[Source data]
--- --- ---

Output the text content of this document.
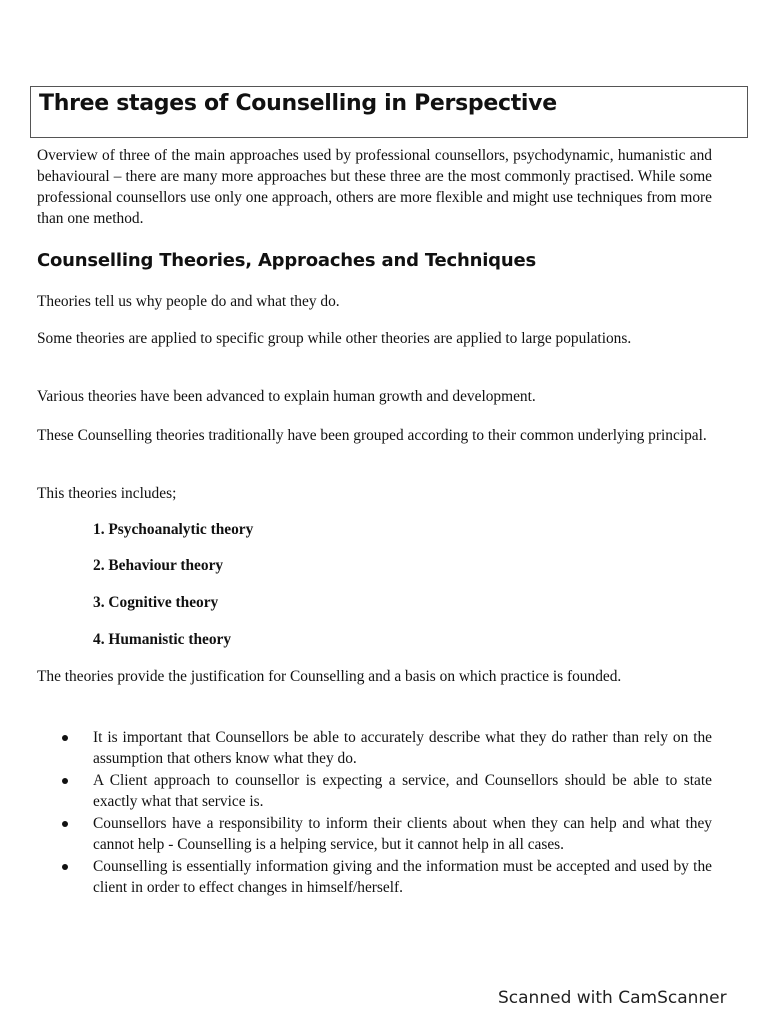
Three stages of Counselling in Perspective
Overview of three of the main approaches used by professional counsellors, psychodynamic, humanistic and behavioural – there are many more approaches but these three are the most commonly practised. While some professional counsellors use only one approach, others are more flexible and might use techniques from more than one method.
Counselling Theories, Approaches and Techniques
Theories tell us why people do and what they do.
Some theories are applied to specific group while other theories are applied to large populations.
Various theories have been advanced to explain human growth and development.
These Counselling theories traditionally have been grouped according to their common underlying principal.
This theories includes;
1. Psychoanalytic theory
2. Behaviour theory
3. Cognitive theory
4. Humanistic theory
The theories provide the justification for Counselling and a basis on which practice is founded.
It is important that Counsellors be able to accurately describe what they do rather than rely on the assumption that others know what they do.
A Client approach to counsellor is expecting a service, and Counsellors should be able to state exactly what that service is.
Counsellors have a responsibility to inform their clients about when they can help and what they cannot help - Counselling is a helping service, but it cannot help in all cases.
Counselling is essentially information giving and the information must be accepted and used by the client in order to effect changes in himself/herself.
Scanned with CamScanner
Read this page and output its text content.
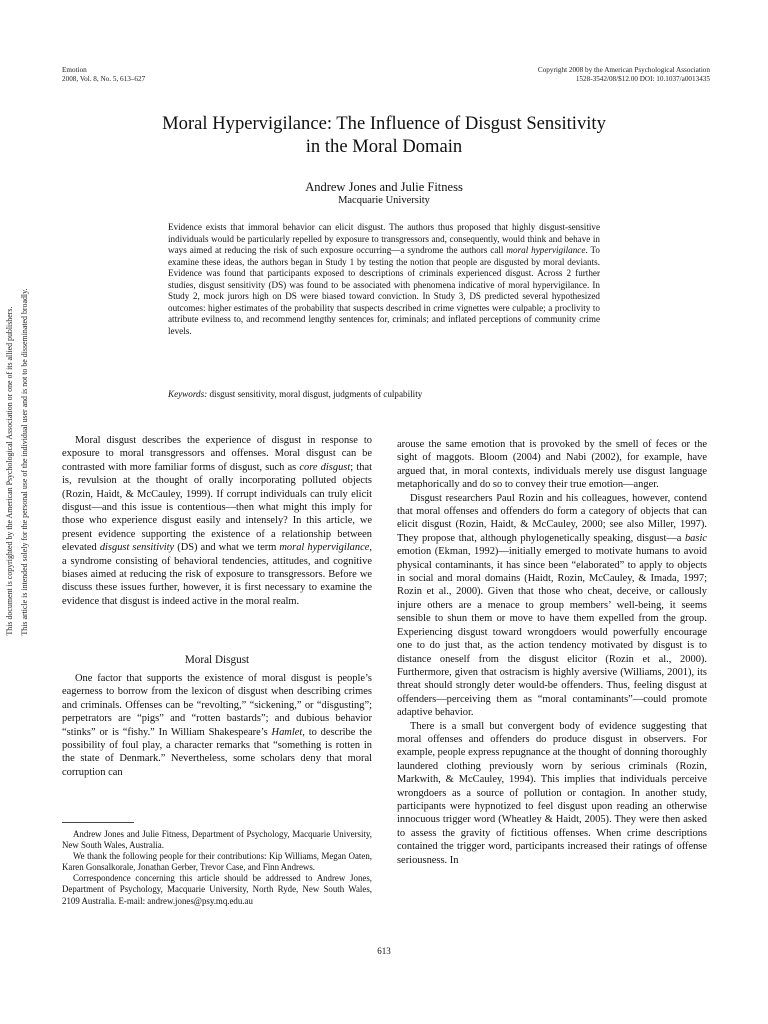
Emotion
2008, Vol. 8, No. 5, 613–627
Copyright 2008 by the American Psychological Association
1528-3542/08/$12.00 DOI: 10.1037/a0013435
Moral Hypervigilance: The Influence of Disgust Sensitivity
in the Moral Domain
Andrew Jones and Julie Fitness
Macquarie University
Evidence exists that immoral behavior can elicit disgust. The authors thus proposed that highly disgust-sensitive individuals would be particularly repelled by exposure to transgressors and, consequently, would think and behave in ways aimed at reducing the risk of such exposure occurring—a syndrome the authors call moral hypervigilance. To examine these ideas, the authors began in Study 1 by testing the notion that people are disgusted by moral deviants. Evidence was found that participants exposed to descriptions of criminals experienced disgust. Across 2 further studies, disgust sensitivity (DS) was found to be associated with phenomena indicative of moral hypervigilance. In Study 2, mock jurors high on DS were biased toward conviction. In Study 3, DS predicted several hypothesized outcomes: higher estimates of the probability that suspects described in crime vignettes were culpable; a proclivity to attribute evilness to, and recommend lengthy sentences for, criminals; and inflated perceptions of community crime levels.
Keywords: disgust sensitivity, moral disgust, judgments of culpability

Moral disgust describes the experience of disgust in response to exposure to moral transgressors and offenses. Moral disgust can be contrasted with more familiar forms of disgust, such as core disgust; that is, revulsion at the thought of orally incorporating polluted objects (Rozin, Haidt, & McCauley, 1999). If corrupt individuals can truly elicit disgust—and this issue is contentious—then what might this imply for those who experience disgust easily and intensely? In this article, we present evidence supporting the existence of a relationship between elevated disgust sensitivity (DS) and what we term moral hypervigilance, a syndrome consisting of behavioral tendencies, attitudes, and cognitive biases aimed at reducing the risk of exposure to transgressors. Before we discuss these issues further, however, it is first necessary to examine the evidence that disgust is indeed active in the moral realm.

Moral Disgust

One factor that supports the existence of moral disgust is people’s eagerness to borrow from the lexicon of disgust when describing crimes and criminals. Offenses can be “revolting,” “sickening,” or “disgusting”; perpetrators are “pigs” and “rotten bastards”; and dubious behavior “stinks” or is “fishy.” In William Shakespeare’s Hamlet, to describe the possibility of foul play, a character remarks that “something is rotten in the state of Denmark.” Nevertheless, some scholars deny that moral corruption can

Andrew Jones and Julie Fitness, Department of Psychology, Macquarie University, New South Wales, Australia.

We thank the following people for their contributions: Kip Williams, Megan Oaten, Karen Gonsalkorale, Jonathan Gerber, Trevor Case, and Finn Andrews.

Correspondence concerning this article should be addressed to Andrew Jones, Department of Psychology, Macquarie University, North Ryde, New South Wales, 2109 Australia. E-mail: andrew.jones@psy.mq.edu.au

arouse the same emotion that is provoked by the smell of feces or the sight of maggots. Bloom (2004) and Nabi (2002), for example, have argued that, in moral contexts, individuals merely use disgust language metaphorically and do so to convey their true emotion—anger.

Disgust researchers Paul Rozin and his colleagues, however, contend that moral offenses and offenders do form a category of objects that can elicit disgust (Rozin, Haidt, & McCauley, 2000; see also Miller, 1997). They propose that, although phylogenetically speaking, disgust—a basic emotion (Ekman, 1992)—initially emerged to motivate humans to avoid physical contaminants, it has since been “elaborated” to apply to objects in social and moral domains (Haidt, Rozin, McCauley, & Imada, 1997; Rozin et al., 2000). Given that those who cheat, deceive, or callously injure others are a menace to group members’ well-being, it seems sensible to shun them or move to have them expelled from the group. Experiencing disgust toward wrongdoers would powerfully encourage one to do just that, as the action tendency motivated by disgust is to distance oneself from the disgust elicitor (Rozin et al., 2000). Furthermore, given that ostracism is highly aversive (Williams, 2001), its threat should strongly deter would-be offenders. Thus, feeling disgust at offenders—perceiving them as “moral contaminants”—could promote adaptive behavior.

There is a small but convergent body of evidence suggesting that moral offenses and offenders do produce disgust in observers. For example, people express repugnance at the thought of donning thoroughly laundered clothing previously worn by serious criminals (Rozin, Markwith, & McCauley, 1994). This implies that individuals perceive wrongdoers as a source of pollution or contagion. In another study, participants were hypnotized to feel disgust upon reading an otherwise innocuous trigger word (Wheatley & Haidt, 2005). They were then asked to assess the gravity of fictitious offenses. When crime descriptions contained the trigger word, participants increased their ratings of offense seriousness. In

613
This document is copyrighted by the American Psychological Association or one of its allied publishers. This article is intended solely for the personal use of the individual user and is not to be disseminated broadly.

--- --- ---

- _Task prompt_:
Give the count of lines in the listing above that include "Macquarie", with no other words.

- _Result for this exercise_:
3